*Task details*
Please write out the material word for word, starting at its first line and ending at the line that contains "legend-label: Мобилизация была", with both of those lines included.

*Working data*

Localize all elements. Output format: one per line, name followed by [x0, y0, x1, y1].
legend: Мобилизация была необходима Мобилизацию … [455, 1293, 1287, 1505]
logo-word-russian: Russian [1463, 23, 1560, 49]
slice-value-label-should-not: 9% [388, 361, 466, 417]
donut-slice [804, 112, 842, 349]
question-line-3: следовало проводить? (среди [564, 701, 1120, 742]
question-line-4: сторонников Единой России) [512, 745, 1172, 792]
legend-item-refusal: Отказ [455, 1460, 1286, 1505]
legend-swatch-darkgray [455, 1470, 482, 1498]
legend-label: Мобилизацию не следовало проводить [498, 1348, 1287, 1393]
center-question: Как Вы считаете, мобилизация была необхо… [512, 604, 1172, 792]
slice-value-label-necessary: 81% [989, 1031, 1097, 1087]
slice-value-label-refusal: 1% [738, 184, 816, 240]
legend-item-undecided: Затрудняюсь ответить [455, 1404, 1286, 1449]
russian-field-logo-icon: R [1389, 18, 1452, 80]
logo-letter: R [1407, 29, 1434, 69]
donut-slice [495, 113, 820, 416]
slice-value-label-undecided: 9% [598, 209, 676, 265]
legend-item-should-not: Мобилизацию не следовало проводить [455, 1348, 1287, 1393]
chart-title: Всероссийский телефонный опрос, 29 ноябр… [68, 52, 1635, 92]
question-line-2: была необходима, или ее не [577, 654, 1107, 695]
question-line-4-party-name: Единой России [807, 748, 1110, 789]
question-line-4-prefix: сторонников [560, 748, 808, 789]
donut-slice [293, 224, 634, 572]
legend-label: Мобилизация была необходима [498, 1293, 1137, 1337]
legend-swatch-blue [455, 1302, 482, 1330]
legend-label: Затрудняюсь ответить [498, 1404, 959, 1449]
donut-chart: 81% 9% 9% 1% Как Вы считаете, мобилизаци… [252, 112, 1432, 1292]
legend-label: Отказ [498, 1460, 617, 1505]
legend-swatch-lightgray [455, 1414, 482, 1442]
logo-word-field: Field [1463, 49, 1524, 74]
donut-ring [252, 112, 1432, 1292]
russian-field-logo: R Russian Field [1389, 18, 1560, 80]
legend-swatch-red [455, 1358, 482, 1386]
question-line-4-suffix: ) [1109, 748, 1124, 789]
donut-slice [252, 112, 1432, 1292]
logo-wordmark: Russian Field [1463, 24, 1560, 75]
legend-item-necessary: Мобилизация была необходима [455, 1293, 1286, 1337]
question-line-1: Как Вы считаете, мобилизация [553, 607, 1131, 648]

*Expected output*
Localize all elements. Output format: one per line, name followed by [x0, y0, x1, y1].
legend: Мобилизация была необходима Мобилизацию … [455, 1293, 1287, 1505]
logo-word-russian: Russian [1463, 23, 1560, 49]
slice-value-label-should-not: 9% [388, 361, 466, 417]
donut-slice [804, 112, 842, 349]
question-line-3: следовало проводить? (среди [564, 701, 1120, 742]
question-line-4: сторонников Единой России) [512, 745, 1172, 792]
legend-item-refusal: Отказ [455, 1460, 1286, 1505]
legend-swatch-darkgray [455, 1470, 482, 1498]
legend-label: Мобилизацию не следовало проводить [498, 1348, 1287, 1393]
center-question: Как Вы считаете, мобилизация была необхо… [512, 604, 1172, 792]
slice-value-label-necessary: 81% [989, 1031, 1097, 1087]
slice-value-label-refusal: 1% [738, 184, 816, 240]
legend-item-undecided: Затрудняюсь ответить [455, 1404, 1286, 1449]
russian-field-logo-icon: R [1389, 18, 1452, 80]
logo-letter: R [1407, 29, 1434, 69]
donut-slice [495, 113, 820, 416]
slice-value-label-undecided: 9% [598, 209, 676, 265]
legend-item-should-not: Мобилизацию не следовало проводить [455, 1348, 1287, 1393]
chart-title: Всероссийский телефонный опрос, 29 ноябр… [68, 52, 1635, 92]
question-line-2: была необходима, или ее не [577, 654, 1107, 695]
question-line-4-party-name: Единой России [807, 748, 1110, 789]
question-line-4-prefix: сторонников [560, 748, 808, 789]
donut-slice [293, 224, 634, 572]
legend-label: Мобилизация была необходима [498, 1293, 1137, 1337]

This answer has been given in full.